> **Problem to solve**: Look through the listing and locate every line containing the word "attributed"; copy those lines.

> **Dataset rows**:
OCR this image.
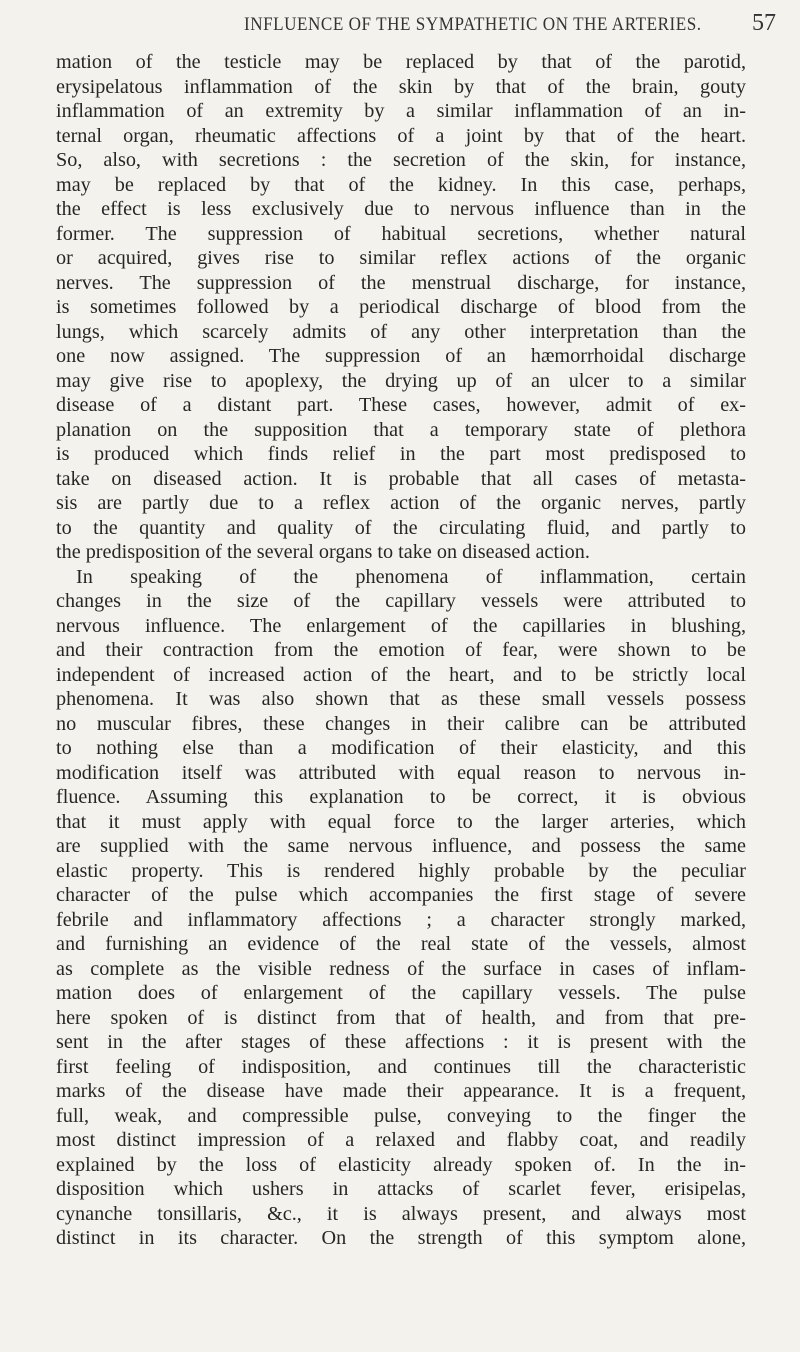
INFLUENCE OF THE SYMPATHETIC ON THE ARTERIES. 57
mation of the testicle may be replaced by that of the parotid,
erysipelatous inflammation of the skin by that of the brain, gouty
inflammation of an extremity by a similar inflammation of an in-
ternal organ, rheumatic affections of a joint by that of the heart.
So, also, with secretions : the secretion of the skin, for instance,
may be replaced by that of the kidney. In this case, perhaps,
the effect is less exclusively due to nervous influence than in the
former. The suppression of habitual secretions, whether natural
or acquired, gives rise to similar reflex actions of the organic
nerves. The suppression of the menstrual discharge, for instance,
is sometimes followed by a periodical discharge of blood from the
lungs, which scarcely admits of any other interpretation than the
one now assigned. The suppression of an hæmorrhoidal discharge
may give rise to apoplexy, the drying up of an ulcer to a similar
disease of a distant part. These cases, however, admit of ex-
planation on the supposition that a temporary state of plethora
is produced which finds relief in the part most predisposed to
take on diseased action. It is probable that all cases of metasta-
sis are partly due to a reflex action of the organic nerves, partly
to the quantity and quality of the circulating fluid, and partly to
the predisposition of the several organs to take on diseased action.
In speaking of the phenomena of inflammation, certain
changes in the size of the capillary vessels were attributed to
nervous influence. The enlargement of the capillaries in blushing,
and their contraction from the emotion of fear, were shown to be
independent of increased action of the heart, and to be strictly local
phenomena. It was also shown that as these small vessels possess
no muscular fibres, these changes in their calibre can be attributed
to nothing else than a modification of their elasticity, and this
modification itself was attributed with equal reason to nervous in-
fluence. Assuming this explanation to be correct, it is obvious
that it must apply with equal force to the larger arteries, which
are supplied with the same nervous influence, and possess the same
elastic property. This is rendered highly probable by the peculiar
character of the pulse which accompanies the first stage of severe
febrile and inflammatory affections ; a character strongly marked,
and furnishing an evidence of the real state of the vessels, almost
as complete as the visible redness of the surface in cases of inflam-
mation does of enlargement of the capillary vessels. The pulse
here spoken of is distinct from that of health, and from that pre-
sent in the after stages of these affections : it is present with the
first feeling of indisposition, and continues till the characteristic
marks of the disease have made their appearance. It is a frequent,
full, weak, and compressible pulse, conveying to the finger the
most distinct impression of a relaxed and flabby coat, and readily
explained by the loss of elasticity already spoken of. In the in-
disposition which ushers in attacks of scarlet fever, erisipelas,
cynanche tonsillaris, &c., it is always present, and always most
distinct in its character. On the strength of this symptom alone,
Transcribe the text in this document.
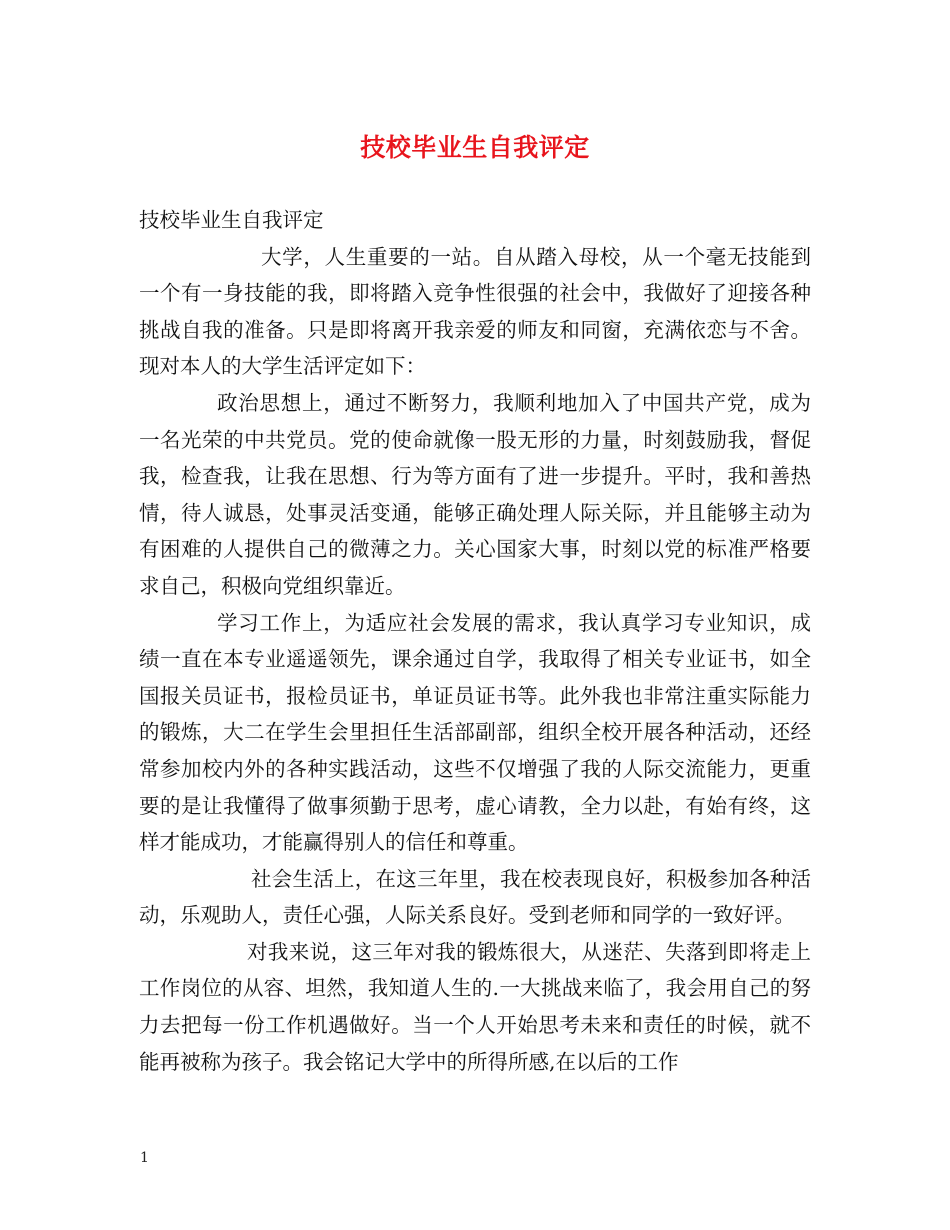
技校毕业生自我评定

技校毕业生自我评定

大学，人生重要的一站。自从踏入母校，从一个毫无技能到一个有一身技能的我，即将踏入竞争性很强的社会中，我做好了迎接各种挑战自我的准备。只是即将离开我亲爱的师友和同窗，充满依恋与不舍。现对本人的大学生活评定如下：

政治思想上，通过不断努力，我顺利地加入了中国共产党，成为一名光荣的中共党员。党的使命就像一股无形的力量，时刻鼓励我，督促我，检查我，让我在思想、行为等方面有了进一步提升。平时，我和善热情，待人诚恳，处事灵活变通，能够正确处理人际关际，并且能够主动为有困难的人提供自己的微薄之力。关心国家大事，时刻以党的标准严格要求自己，积极向党组织靠近。

学习工作上，为适应社会发展的需求，我认真学习专业知识，成绩一直在本专业遥遥领先，课余通过自学，我取得了相关专业证书，如全国报关员证书，报检员证书，单证员证书等。此外我也非常注重实际能力的锻炼，大二在学生会里担任生活部副部，组织全校开展各种活动，还经常参加校内外的各种实践活动，这些不仅增强了我的人际交流能力，更重要的是让我懂得了做事须勤于思考，虚心请教，全力以赴，有始有终，这样才能成功，才能赢得别人的信任和尊重。

社会生活上，在这三年里，我在校表现良好，积极参加各种活动，乐观助人，责任心强，人际关系良好。受到老师和同学的一致好评。

对我来说，这三年对我的锻炼很大，从迷茫、失落到即将走上工作岗位的从容、坦然，我知道人生的.一大挑战来临了，我会用自己的努力去把每一份工作机遇做好。当一个人开始思考未来和责任的时候，就不能再被称为孩子。我会铭记大学中的所得所感,在以后的工作

1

> **Solution to the problem**:
changes in the size of the capillary vessels were attributed to
no muscular fibres, these changes in their calibre can be attributed
modification itself was attributed with equal reason to nervous in-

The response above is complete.